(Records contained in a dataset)
_ _ _

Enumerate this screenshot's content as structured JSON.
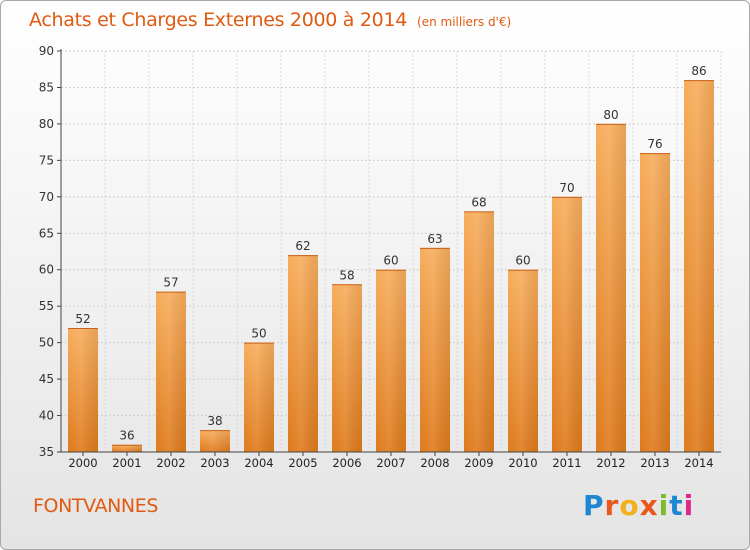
{
  "header": {
    "title": "Achats et Charges Externes 2000 à 2014",
    "subtitle": "(en milliers d'€)"
  },
  "footer": {
    "commune": "FONTVANNES",
    "logo_text": "Proxiti",
    "logo_colors": [
      "#1f86d1",
      "#e8581c",
      "#f2b01e",
      "#e8581c",
      "#7cbb2e",
      "#1f86d1",
      "#e0288b"
    ]
  },
  "colors": {
    "bar_light": "#f7ad5c",
    "bar_dark": "#de7a1c",
    "accent": "#e05a10"
  },
  "chart_data": {
    "type": "bar",
    "title": "Achats et Charges Externes 2000 à 2014",
    "subtitle": "(en milliers d'€)",
    "categories": [
      "2000",
      "2001",
      "2002",
      "2003",
      "2004",
      "2005",
      "2006",
      "2007",
      "2008",
      "2009",
      "2010",
      "2011",
      "2012",
      "2013",
      "2014"
    ],
    "values": [
      52,
      36,
      57,
      38,
      50,
      62,
      58,
      60,
      63,
      68,
      60,
      70,
      80,
      76,
      86
    ],
    "ylim": [
      35,
      90
    ],
    "yticks": [
      35,
      40,
      45,
      50,
      55,
      60,
      65,
      70,
      75,
      80,
      85,
      90
    ],
    "grid": true,
    "data_labels": true
  }
}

_ _ _

• _Task to complete_
Search the lines for "subtitle". Copy each line that has it.

• _Task result_
    "subtitle": "(en milliers d'€)"
    "subtitle": "(en milliers d'€)",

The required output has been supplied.